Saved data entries
-------------------------

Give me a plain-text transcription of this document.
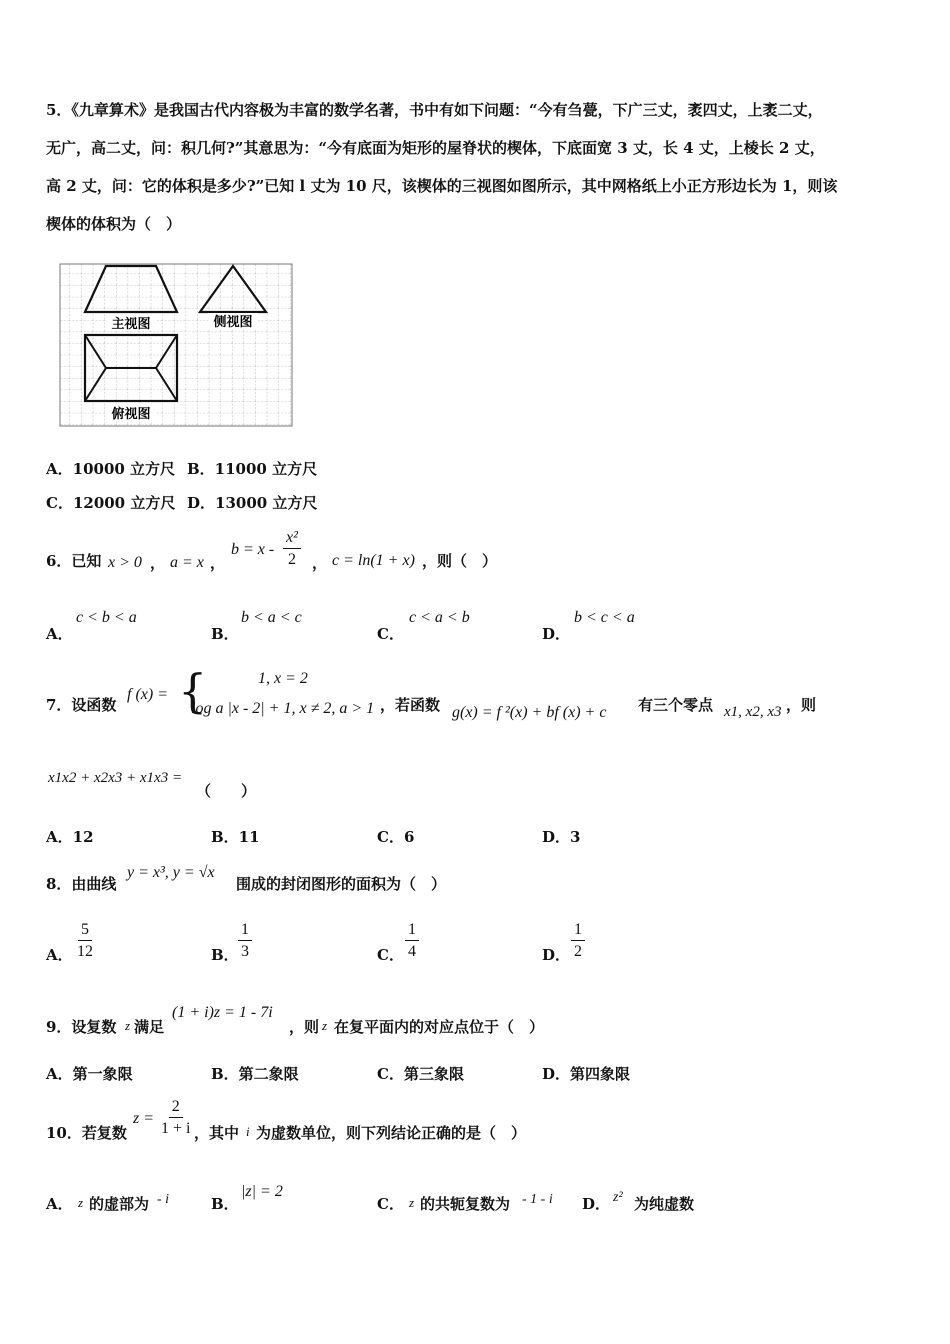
5．《九章算术》是我国古代内容极为丰富的数学名著，书中有如下问题：“今有刍甍，下广三丈，袤四丈，上袤二丈，
无广，高二丈，问：积几何?”其意思为：“今有底面为矩形的屋脊状的楔体，下底面宽 3 丈，长 4 丈，上棱长 2 丈，
高 2 丈，问：它的体积是多少?”已知 l 丈为 10 尺，该楔体的三视图如图所示，其中网格纸上小正方形边长为 1，则该
楔体的体积为（　）
主视图	侧视图
俯视图
A．10000 立方尺 B．11000 立方尺
C．12000 立方尺 D．13000 立方尺
6．已知 x > 0 ， a = x ，
$b = x - \frac{\text{x²}}{2}$ ， c = ln(1 + x) ，则（　）
A．
c < b < a
B．
b < a < c
C．
c < a < b
D．
b < c < a
7．设函数
f (x) = {	1, x = 2
log a |x - 2| + 1, x ≠ 2, a > 1 ，若函数 g(x) = f ²(x) + bf (x) + c 有三个零点 x1, x2, x3 ，则
x1x2 + x2x3 + x1x3 =
（　　）
A．12	B．11	C．6	D．3
8．由曲线
y = x³, y = √x
围成的封闭图形的面积为（　）
A． $\frac{5}{12}$	B． $\frac{1}{3}$	C． $\frac{1}{4}$	D． $\frac{1}{2}$
9．设复数 z 满足
(1 + i)z = 1 - 7i
，则 z 在复平面内的对应点位于（　）
A．第一象限	B．第二象限	C．第三象限	D．第四象限
10．若复数
$z = \frac{2}{1 + i}$ ，其中 i 为虚数单位，则下列结论正确的是（　）
A． z 的虚部为 - i	B．
|z| = 2
C． z 的共轭复数为 - 1 - i D． z² 为纯虚数
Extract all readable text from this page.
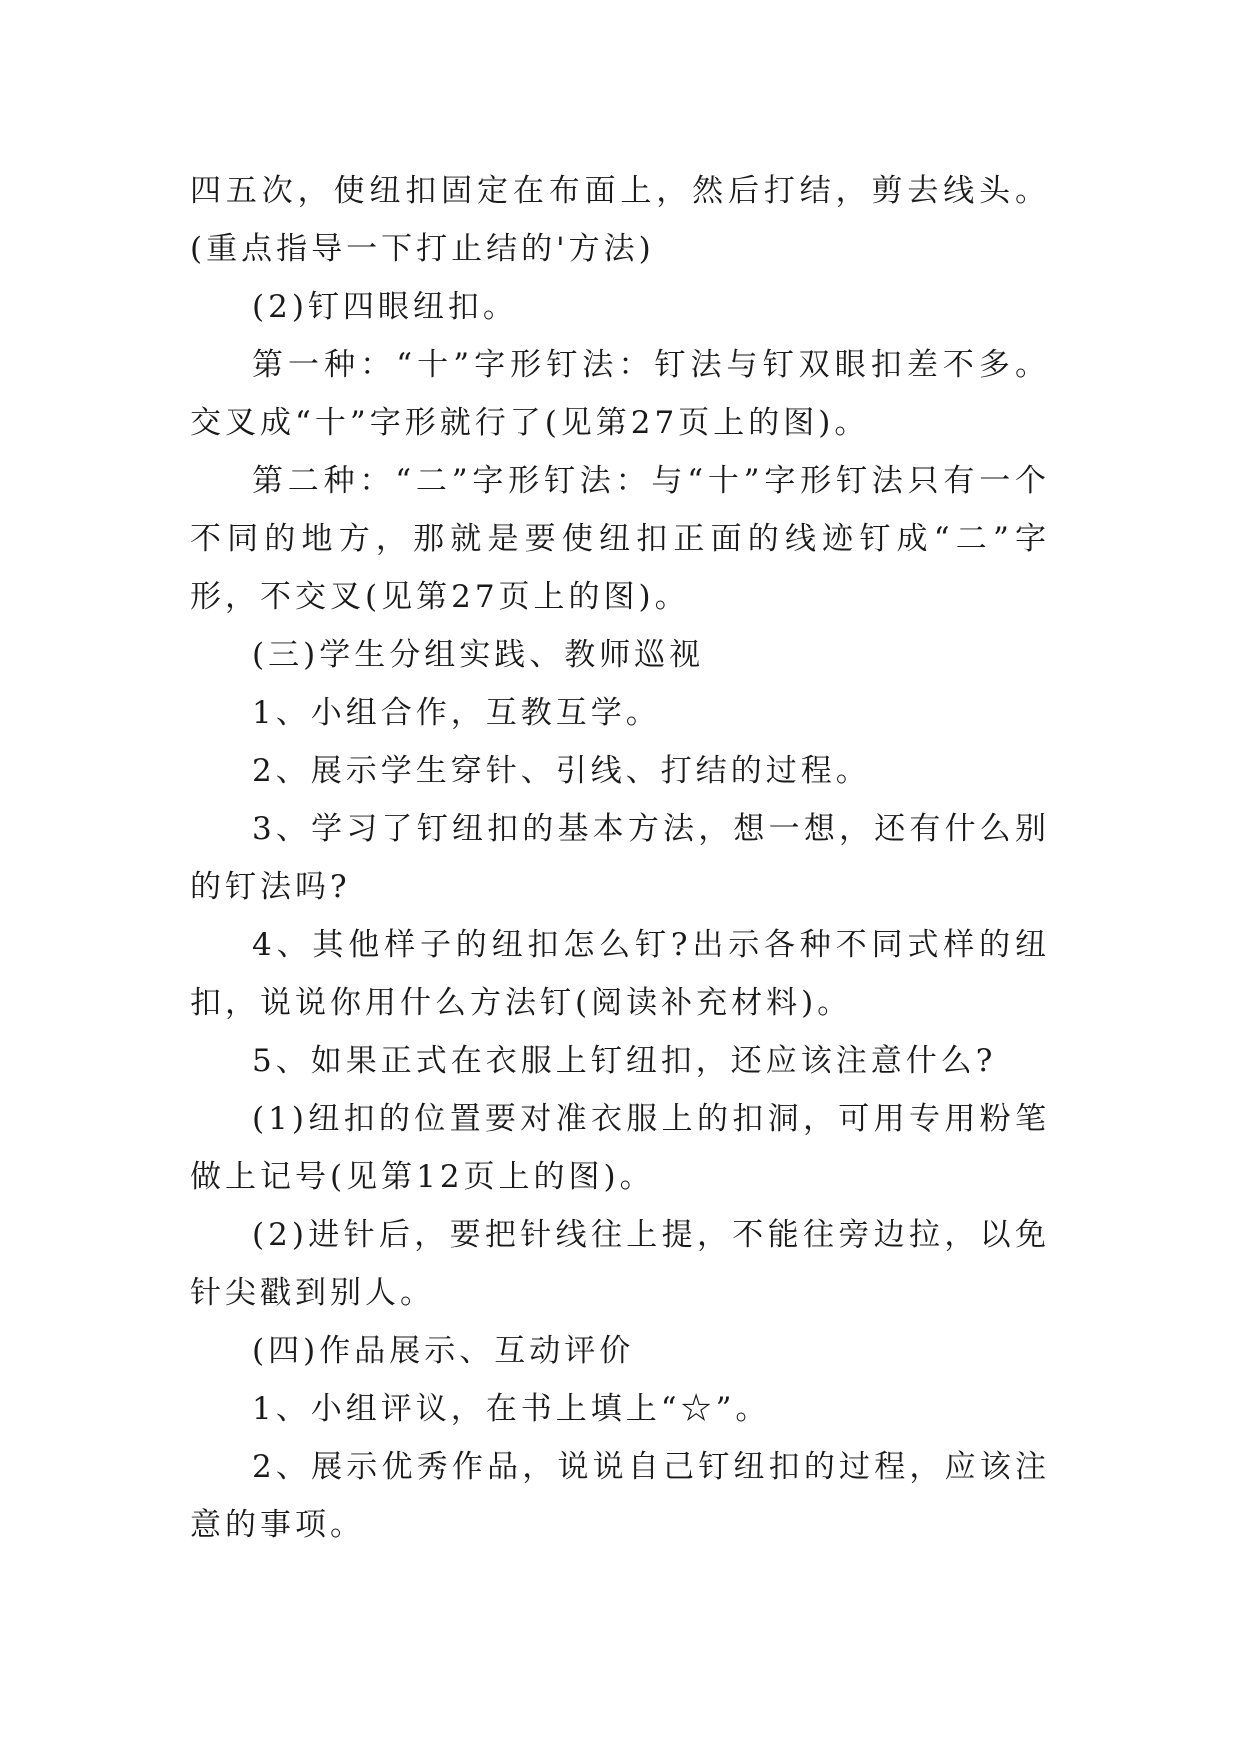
四五次，使纽扣固定在布面上，然后打结，剪去线头。(重点指导一下打止结的'方法)

(2)钉四眼纽扣。

第一种：“十”字形钉法：钉法与钉双眼扣差不多。交叉成“十”字形就行了(见第27页上的图)。

第二种：“二”字形钉法：与“十”字形钉法只有一个不同的地方，那就是要使纽扣正面的线迹钉成“二”字形，不交叉(见第27页上的图)。

(三)学生分组实践、教师巡视

1、小组合作，互教互学。

2、展示学生穿针、引线、打结的过程。

3、学习了钉纽扣的基本方法，想一想，还有什么别的钉法吗?

4、其他样子的纽扣怎么钉?出示各种不同式样的纽扣，说说你用什么方法钉(阅读补充材料)。

5、如果正式在衣服上钉纽扣，还应该注意什么?

(1)纽扣的位置要对准衣服上的扣洞，可用专用粉笔做上记号(见第12页上的图)。

(2)进针后，要把针线往上提，不能往旁边拉，以免针尖戳到别人。

(四)作品展示、互动评价

1、小组评议，在书上填上“☆”。

2、展示优秀作品，说说自己钉纽扣的过程，应该注意的事项。
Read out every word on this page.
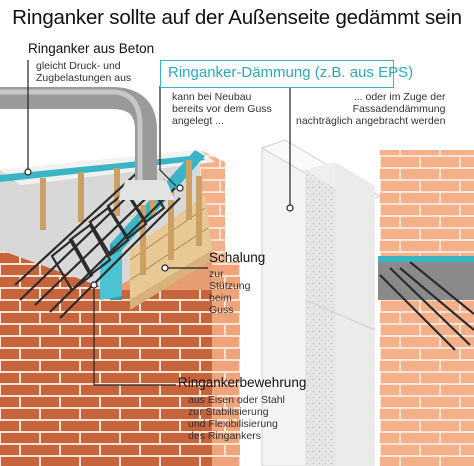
Ringanker sollte auf der Außenseite gedämmt sein
Ringanker aus Beton
gleicht Druck- und
Zugbelastungen aus Ringanker-Dämmung (z.B. aus EPS)
kann bei Neubau
bereits vor dem Guss
angelegt ...
... oder im Zuge der
Fassadendämmung
nachträglich angebracht werden
Schalung
zur
Stützung
beim
Guss
Ringankerbewehrung
aus Eisen oder Stahl
zur Stabilisierung
und Flexibilisierung
des Ringankers
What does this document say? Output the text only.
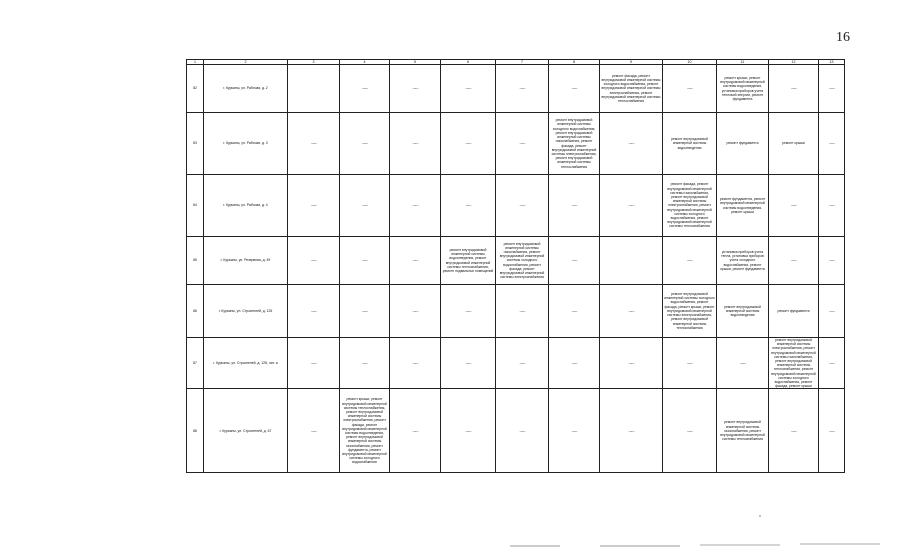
16
1	2	3	4	5	6	7	8	9	10	11	12	13
82	г. Курьяны, ул. Рабочая, д. 2		——	——	——	——	——	ремонт фасада, ремонт внутридомовой инженерной системы холодного водоснабжения, ремонт внутридомовой инженерной системы электроснабжения, ремонт внутридомовой инженерной системы теплоснабжения	——	ремонт крыши, ремонт внутридомовой инженерной системы водоотведения, установка приборов учета тепловой энергии, ремонт фундамента	——	——
83	г. Курьяны, ул. Рабочая, д. 3	——	——	——	——	——	ремонт внутридомовой инженерной системы холодного водоснабжения, ремонт внутридомовой инженерной системы газоснабжения, ремонт фасада, ремонт внутридомовой инженерной системы электроснабжения, ремонт внутридомовой инженерной системы теплоснабжения	——	ремонт внутридомовой инженерной системы водоотведения	ремонт фундамента	ремонт крыши	——
84	г. Курьяны, ул. Рабочая, д. 4	——	——	——	——	——	——	——	ремонт фасада, ремонт внутридомовой инженерной системы газоснабжения, ремонт внутридомовой инженерной системы электроснабжения, ремонт внутридомовой инженерной системы холодного водоснабжения, ремонт внутридомовой инженерной системы теплоснабжения	ремонт фундамента, ремонт внутридомовой инженерной системы водоотведения, ремонт крыши	——	——
85	г. Курьяны, ул. Резервная, д. 49	— —	——	——	ремонт внутридомовой инженерной системы водоотведения, ремонт внутридомовой инженерной системы теплоснабжения, ремонт подвальных помещений	ремонт внутридомовой инженерной системы газоснабжения, ремонт внутридомовой инженерной системы холодного водоснабжения, ремонт фасада, ремонт внутридомовой инженерной системы электроснабжения	——		——	установка приборов учета тепла, установка приборов учета холодного водоснабжения, ремонт крыши, ремонт фундамента	——	——
86	г. Курьяны, ул. Строителей, д. 125	——	——	——	——	——	——	——	ремонт внутридомовой инженерной системы холодного водоснабжения, ремонт фасада, ремонт крыши, ремонт внутридомовой инженерной системы электроснабжения, ремонт внутридомовой инженерной системы теплоснабжения	ремонт внутридомовой инженерной системы водоотведения	ремонт фундамента	——
87	г. Курьяны, ул. Строителей, д. 128, лит. а	——	——	——	——	——	——	——	——	——	ремонт внутридомовой инженерной системы электроснабжения, ремонт внутридомовой инженерной системы газоснабжения, ремонт внутридомовой инженерной системы теплоснабжения, ремонт внутридомовой инженерной системы холодного водоснабжения, ремонт фасада, ремонт крыши	——
88	г. Курьяны, ул. Строителей, д. 67	——	ремонт крыши, ремонт внутридомовой инженерной системы теплоснабжения, ремонт внутридомовой инженерной системы электроснабжения, ремонт фасада, ремонт внутридомовой инженерной системы водоотведения, ремонт внутридомовой инженерной системы газоснабжения, ремонт фундамента, ремонт внутридомовой инженерной системы холодного водоснабжения	——	——	——	——	——	——	ремонт внутридомовой инженерной системы газоснабжения, ремонт внутридомовой инженерной системы теплоснабжения	——	——
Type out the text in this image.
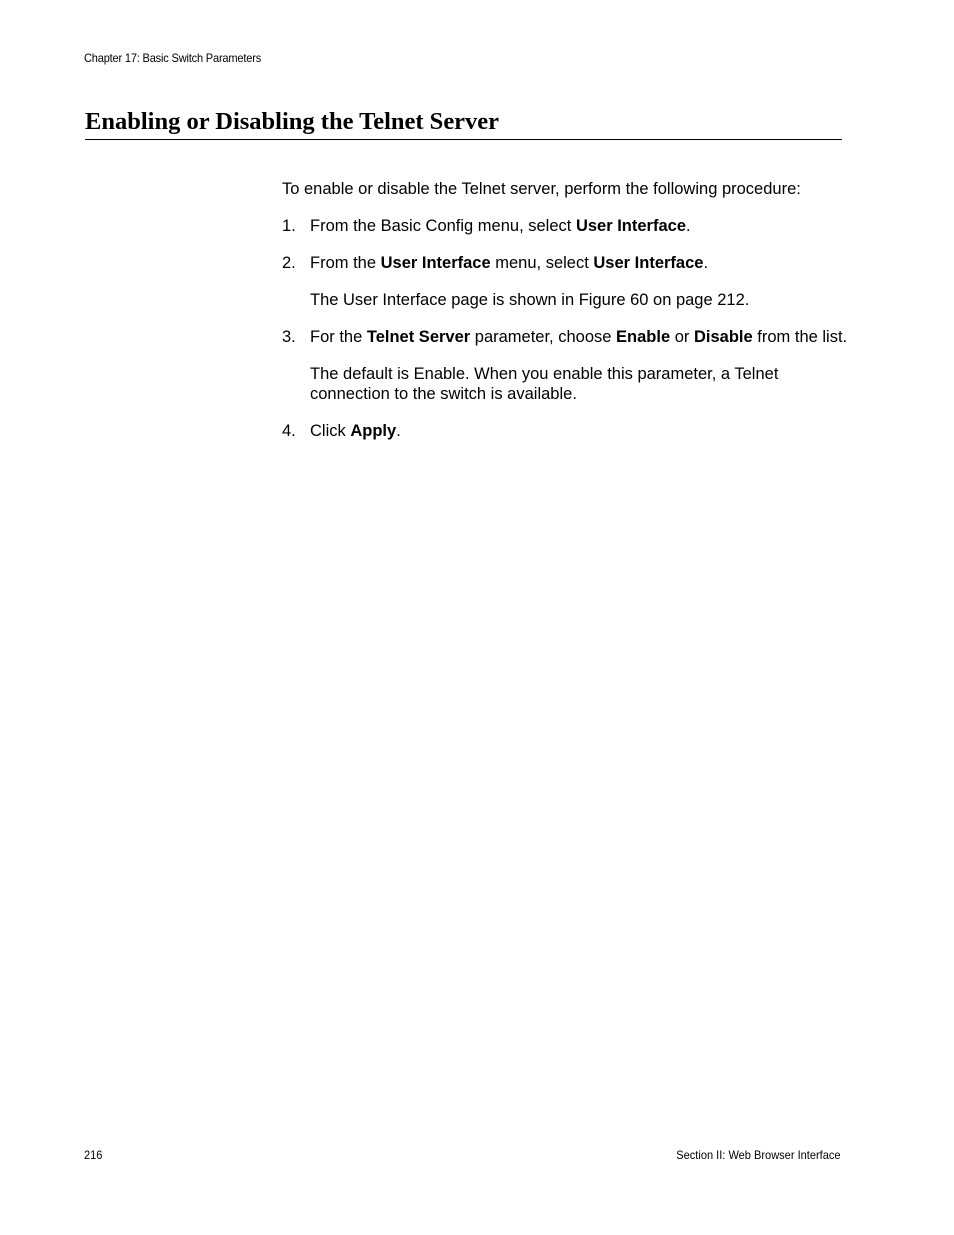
Chapter 17: Basic Switch Parameters
Enabling or Disabling the Telnet Server

To enable or disable the Telnet server, perform the following procedure:

1. From the Basic Config menu, select User Interface.

2. From the User Interface menu, select User Interface.

The User Interface page is shown in Figure 60 on page 212.

3. For the Telnet Server parameter, choose Enable or Disable from the list.

The default is Enable. When you enable this parameter, a Telnet connection to the switch is available.

4. Click Apply.

216	Section II: Web Browser Interface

-------------------------

*THE TASK*
Repeat each record exactly as shown above, dropping all images.

*SOLUTION FOR THIS PROBLEM*
Give me a plain-text transcription of this document.
5．《九章算术》是我国古代内容极为丰富的数学名著，书中有如下问题：“今有刍甍，下广三丈，袤四丈，上袤二丈，
无广，高二丈，问：积几何?”其意思为：“今有底面为矩形的屋脊状的楔体，下底面宽 3 丈，长 4 丈，上棱长 2 丈，
高 2 丈，问：它的体积是多少?”已知 l 丈为 10 尺，该楔体的三视图如图所示，其中网格纸上小正方形边长为 1，则该
楔体的体积为（　）
主视图	侧视图
俯视图
A．10000 立方尺 B．11000 立方尺
C．12000 立方尺 D．13000 立方尺
6．已知 x > 0 ， a = x ，
$b = x - \frac{\text{x²}}{2}$ ， c = ln(1 + x) ，则（　）
A．
c < b < a
B．
b < a < c
C．
c < a < b
D．
b < c < a
7．设函数
f (x) = {	1, x = 2
log a |x - 2| + 1, x ≠ 2, a > 1 ，若函数 g(x) = f ²(x) + bf (x) + c 有三个零点 x1, x2, x3 ，则
x1x2 + x2x3 + x1x3 =
（　　）
A．12	B．11	C．6	D．3
8．由曲线
y = x³, y = √x
围成的封闭图形的面积为（　）
A． $\frac{5}{12}$	B． $\frac{1}{3}$	C． $\frac{1}{4}$	D． $\frac{1}{2}$
9．设复数 z 满足
(1 + i)z = 1 - 7i
，则 z 在复平面内的对应点位于（　）
A．第一象限	B．第二象限	C．第三象限	D．第四象限
10．若复数
$z = \frac{2}{1 + i}$ ，其中 i 为虚数单位，则下列结论正确的是（　）
A． z 的虚部为 - i	B．
|z| = 2
C． z 的共轭复数为 - 1 - i D． z² 为纯虚数
Extract all readable text from this page.
四五次，使纽扣固定在布面上，然后打结，剪去线头。(重点指导一下打止结的'方法)

(2)钉四眼纽扣。

第一种：“十”字形钉法：钉法与钉双眼扣差不多。交叉成“十”字形就行了(见第27页上的图)。

第二种：“二”字形钉法：与“十”字形钉法只有一个不同的地方，那就是要使纽扣正面的线迹钉成“二”字形，不交叉(见第27页上的图)。

(三)学生分组实践、教师巡视

1、小组合作，互教互学。

2、展示学生穿针、引线、打结的过程。

3、学习了钉纽扣的基本方法，想一想，还有什么别的钉法吗?

4、其他样子的纽扣怎么钉?出示各种不同式样的纽扣，说说你用什么方法钉(阅读补充材料)。

5、如果正式在衣服上钉纽扣，还应该注意什么?

(1)纽扣的位置要对准衣服上的扣洞，可用专用粉笔做上记号(见第12页上的图)。

(2)进针后，要把针线往上提，不能往旁边拉，以免针尖戳到别人。

(四)作品展示、互动评价

1、小组评议，在书上填上“☆”。

2、展示优秀作品，说说自己钉纽扣的过程，应该注意的事项。
Read out every word on this page.
Ringanker sollte auf der Außenseite gedämmt sein
Ringanker aus Beton
gleicht Druck- und
Zugbelastungen aus Ringanker-Dämmung (z.B. aus EPS)
kann bei Neubau
bereits vor dem Guss
angelegt ...
... oder im Zuge der
Fassadendämmung
nachträglich angebracht werden
Schalung
zur
Stützung
beim
Guss
Ringankerbewehrung
aus Eisen oder Stahl
zur Stabilisierung
und Flexibilisierung
des Ringankers
What does this document say? Output the text only.
16
1	2	3	4	5	6	7	8	9	10	11	12	13
82	г. Курьяны, ул. Рабочая, д. 2		——	——	——	——	——	ремонт фасада, ремонт внутридомовой инженерной системы холодного водоснабжения, ремонт внутридомовой инженерной системы электроснабжения, ремонт внутридомовой инженерной системы теплоснабжения	——	ремонт крыши, ремонт внутридомовой инженерной системы водоотведения, установка приборов учета тепловой энергии, ремонт фундамента	——	——
83	г. Курьяны, ул. Рабочая, д. 3	——	——	——	——	——	ремонт внутридомовой инженерной системы холодного водоснабжения, ремонт внутридомовой инженерной системы газоснабжения, ремонт фасада, ремонт внутридомовой инженерной системы электроснабжения, ремонт внутридомовой инженерной системы теплоснабжения	——	ремонт внутридомовой инженерной системы водоотведения	ремонт фундамента	ремонт крыши	——
84	г. Курьяны, ул. Рабочая, д. 4	——	——	——	——	——	——	——	ремонт фасада, ремонт внутридомовой инженерной системы газоснабжения, ремонт внутридомовой инженерной системы электроснабжения, ремонт внутридомовой инженерной системы холодного водоснабжения, ремонт внутридомовой инженерной системы теплоснабжения	ремонт фундамента, ремонт внутридомовой инженерной системы водоотведения, ремонт крыши	——	——
85	г. Курьяны, ул. Резервная, д. 49	— —	——	——	ремонт внутридомовой инженерной системы водоотведения, ремонт внутридомовой инженерной системы теплоснабжения, ремонт подвальных помещений	ремонт внутридомовой инженерной системы газоснабжения, ремонт внутридомовой инженерной системы холодного водоснабжения, ремонт фасада, ремонт внутридомовой инженерной системы электроснабжения	——		——	установка приборов учета тепла, установка приборов учета холодного водоснабжения, ремонт крыши, ремонт фундамента	——	——
86	г. Курьяны, ул. Строителей, д. 125	——	——	——	——	——	——	——	ремонт внутридомовой инженерной системы холодного водоснабжения, ремонт фасада, ремонт крыши, ремонт внутридомовой инженерной системы электроснабжения, ремонт внутридомовой инженерной системы теплоснабжения	ремонт внутридомовой инженерной системы водоотведения	ремонт фундамента	——
87	г. Курьяны, ул. Строителей, д. 128, лит. а	——	——	——	——	——	——	——	——	——	ремонт внутридомовой инженерной системы электроснабжения, ремонт внутридомовой инженерной системы газоснабжения, ремонт внутридомовой инженерной системы теплоснабжения, ремонт внутридомовой инженерной системы холодного водоснабжения, ремонт фасада, ремонт крыши	——
88	г. Курьяны, ул. Строителей, д. 67	——	ремонт крыши, ремонт внутридомовой инженерной системы теплоснабжения, ремонт внутридомовой инженерной системы электроснабжения, ремонт фасада, ремонт внутридомовой инженерной системы водоотведения, ремонт внутридомовой инженерной системы газоснабжения, ремонт фундамента, ремонт внутридомовой инженерной системы холодного водоснабжения	——	——	——	——	——	——	ремонт внутридомовой инженерной системы газоснабжения, ремонт внутридомовой инженерной системы теплоснабжения	——	——
Type out the text in this image.
Chapter 17: Basic Switch Parameters
Enabling or Disabling the Telnet Server

To enable or disable the Telnet server, perform the following procedure:

1. From the Basic Config menu, select User Interface.

2. From the User Interface menu, select User Interface.

The User Interface page is shown in Figure 60 on page 212.

3. For the Telnet Server parameter, choose Enable or Disable from the list.

The default is Enable. When you enable this parameter, a Telnet connection to the switch is available.

4. Click Apply.

216	Section II: Web Browser Interface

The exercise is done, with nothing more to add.